**Task to carry out**
Scan the records below for the word "structure". Copy each line where it appears.

**Data items**
== == ==
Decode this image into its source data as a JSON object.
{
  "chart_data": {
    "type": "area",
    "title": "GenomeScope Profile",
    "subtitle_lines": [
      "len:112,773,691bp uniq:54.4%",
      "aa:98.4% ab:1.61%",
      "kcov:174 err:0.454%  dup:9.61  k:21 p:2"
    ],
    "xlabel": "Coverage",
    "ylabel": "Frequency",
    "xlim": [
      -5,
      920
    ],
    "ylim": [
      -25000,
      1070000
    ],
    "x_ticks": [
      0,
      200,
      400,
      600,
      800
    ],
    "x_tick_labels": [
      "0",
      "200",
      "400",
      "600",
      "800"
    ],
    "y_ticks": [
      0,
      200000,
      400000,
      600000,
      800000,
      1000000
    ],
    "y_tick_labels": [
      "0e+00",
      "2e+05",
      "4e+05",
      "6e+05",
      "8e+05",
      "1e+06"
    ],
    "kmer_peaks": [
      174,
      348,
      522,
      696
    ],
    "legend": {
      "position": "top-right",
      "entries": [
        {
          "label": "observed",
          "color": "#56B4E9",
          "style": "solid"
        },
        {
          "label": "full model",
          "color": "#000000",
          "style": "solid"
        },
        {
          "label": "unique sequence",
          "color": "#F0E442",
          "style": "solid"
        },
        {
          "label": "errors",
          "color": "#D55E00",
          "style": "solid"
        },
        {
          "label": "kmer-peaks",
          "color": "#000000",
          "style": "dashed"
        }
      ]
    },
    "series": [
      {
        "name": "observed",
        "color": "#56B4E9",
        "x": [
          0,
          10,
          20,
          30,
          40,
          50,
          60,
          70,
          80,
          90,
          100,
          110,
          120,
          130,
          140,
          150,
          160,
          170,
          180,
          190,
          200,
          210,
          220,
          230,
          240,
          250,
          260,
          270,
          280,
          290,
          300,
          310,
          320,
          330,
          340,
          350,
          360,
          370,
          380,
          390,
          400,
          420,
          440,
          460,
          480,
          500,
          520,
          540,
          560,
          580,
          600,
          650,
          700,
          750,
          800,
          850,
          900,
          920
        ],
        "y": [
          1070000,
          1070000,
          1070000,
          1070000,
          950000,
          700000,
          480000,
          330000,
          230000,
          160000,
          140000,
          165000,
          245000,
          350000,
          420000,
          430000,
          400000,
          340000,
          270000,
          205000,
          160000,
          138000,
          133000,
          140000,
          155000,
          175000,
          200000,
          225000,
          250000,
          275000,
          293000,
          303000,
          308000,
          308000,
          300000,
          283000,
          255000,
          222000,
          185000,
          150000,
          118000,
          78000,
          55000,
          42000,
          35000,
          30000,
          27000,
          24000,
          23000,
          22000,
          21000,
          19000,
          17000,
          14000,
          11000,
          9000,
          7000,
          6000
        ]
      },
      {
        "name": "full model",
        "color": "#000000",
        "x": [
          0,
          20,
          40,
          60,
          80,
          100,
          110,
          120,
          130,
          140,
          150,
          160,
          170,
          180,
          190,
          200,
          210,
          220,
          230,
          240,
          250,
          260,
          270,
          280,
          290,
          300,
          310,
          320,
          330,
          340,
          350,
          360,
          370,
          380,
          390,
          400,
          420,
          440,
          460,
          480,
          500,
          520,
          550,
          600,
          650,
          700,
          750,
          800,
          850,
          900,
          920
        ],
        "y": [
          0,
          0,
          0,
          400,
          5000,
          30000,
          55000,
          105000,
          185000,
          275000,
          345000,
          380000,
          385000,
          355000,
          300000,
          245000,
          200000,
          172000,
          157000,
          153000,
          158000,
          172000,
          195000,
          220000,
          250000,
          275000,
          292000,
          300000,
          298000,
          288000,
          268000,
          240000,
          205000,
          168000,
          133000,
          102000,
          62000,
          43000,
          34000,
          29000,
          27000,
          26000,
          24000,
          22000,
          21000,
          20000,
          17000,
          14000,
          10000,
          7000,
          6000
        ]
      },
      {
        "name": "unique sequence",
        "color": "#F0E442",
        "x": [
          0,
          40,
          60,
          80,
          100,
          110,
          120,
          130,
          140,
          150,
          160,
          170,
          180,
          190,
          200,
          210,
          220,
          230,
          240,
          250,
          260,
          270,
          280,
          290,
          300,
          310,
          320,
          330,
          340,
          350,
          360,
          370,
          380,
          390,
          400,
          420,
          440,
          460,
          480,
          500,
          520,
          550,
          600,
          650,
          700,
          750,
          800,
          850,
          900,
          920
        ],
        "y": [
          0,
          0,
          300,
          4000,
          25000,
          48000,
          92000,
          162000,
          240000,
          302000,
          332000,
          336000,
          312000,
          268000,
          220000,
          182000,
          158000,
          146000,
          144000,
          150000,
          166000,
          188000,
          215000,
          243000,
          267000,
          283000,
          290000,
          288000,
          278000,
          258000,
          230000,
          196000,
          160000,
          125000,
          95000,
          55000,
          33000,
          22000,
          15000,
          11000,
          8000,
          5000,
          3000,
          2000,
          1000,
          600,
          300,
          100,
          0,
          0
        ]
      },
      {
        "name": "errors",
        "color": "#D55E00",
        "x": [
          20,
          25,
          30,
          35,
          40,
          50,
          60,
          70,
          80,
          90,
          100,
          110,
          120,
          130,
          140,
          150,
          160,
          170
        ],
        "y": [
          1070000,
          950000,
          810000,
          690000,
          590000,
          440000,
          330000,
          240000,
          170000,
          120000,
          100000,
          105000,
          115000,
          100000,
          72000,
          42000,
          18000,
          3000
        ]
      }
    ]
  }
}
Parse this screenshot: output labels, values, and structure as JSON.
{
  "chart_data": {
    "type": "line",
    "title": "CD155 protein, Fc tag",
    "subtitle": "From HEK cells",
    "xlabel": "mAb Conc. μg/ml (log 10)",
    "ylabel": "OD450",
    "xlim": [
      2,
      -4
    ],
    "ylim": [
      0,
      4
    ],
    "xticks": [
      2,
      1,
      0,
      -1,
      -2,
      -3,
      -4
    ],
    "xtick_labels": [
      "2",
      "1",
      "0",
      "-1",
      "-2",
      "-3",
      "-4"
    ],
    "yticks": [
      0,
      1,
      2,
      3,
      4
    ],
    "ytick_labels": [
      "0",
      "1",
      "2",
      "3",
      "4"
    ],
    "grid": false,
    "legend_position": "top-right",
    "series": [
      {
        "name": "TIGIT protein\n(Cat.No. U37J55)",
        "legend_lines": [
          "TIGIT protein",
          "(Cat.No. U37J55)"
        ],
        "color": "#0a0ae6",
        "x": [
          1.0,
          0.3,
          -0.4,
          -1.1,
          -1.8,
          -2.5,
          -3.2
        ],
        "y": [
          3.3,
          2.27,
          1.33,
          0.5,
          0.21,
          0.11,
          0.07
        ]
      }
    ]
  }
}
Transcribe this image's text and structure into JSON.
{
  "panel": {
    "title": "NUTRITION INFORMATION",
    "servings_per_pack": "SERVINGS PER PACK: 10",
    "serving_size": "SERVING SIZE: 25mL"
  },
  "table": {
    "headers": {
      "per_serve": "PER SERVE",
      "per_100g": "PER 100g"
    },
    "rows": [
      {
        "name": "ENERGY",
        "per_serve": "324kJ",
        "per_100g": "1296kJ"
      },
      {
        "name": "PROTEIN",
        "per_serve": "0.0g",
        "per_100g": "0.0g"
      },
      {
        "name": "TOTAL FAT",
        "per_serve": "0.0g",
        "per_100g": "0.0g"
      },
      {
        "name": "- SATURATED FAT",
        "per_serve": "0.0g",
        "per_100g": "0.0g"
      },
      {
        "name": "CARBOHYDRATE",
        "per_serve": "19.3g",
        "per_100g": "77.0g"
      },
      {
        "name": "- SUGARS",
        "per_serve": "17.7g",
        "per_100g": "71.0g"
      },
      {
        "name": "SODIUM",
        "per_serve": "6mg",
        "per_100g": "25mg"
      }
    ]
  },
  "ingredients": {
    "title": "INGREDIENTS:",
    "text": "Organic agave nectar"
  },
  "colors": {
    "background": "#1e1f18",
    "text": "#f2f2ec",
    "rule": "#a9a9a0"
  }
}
== == ==
**Solved exercise**
Parse this screenshot: output labels, values, and structure as JSON.
Transcribe this image's text and structure into JSON.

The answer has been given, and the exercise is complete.